Quote the full listing word for word.

Recorded information
--------

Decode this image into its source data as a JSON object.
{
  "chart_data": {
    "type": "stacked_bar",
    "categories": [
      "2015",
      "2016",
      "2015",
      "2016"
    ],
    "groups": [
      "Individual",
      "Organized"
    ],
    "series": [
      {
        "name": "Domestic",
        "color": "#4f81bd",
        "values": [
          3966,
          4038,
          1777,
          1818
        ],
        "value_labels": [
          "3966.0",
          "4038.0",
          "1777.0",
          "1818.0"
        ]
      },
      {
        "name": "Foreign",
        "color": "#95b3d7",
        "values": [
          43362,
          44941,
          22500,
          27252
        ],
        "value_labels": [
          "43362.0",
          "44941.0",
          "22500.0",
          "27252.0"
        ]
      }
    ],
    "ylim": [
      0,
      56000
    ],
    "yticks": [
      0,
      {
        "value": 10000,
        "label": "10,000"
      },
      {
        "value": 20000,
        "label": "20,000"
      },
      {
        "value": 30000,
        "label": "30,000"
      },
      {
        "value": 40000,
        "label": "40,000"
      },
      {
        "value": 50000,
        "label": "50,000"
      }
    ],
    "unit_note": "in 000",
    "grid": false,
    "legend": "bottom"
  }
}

--------

Response for this exercise
Decode this image into its source data as a JSON object.
{
  "chart_data": {
    "type": "stacked_bar",
    "categories": [
      "2015",
      "2016",
      "2015",
      "2016"
    ],
    "groups": [
      "Individual",
      "Organized"
    ],
    "series": [
      {
        "name": "Domestic",
        "color": "#4f81bd",
        "values": [
          3966,
          4038,
          1777,
          1818
        ],
        "value_labels": [
          "3966.0",
          "4038.0",
          "1777.0",
          "1818.0"
        ]
      },
      {
        "name": "Foreign",
        "color": "#95b3d7",
        "values": [
          43362,
          44941,
          22500,
          27252
        ],
        "value_labels": [
          "43362.0",
          "44941.0",
          "22500.0",
          "27252.0"
        ]
      }
    ],
    "ylim": [
      0,
      56000
    ],
    "yticks": [
      0,
      {
        "value": 10000,
        "label": "10,000"
      },
      {
        "value": 20000,
        "label": "20,000"
      },
      {
        "value": 30000,
        "label": "30,000"
      },
      {
        "value": 40000,
        "label": "40,000"
      },
      {
        "value": 50000,
        "label": "50,000"
      }
    ],
    "unit_note": "in 000",
    "grid": false,
    "legend": "bottom"
  }
}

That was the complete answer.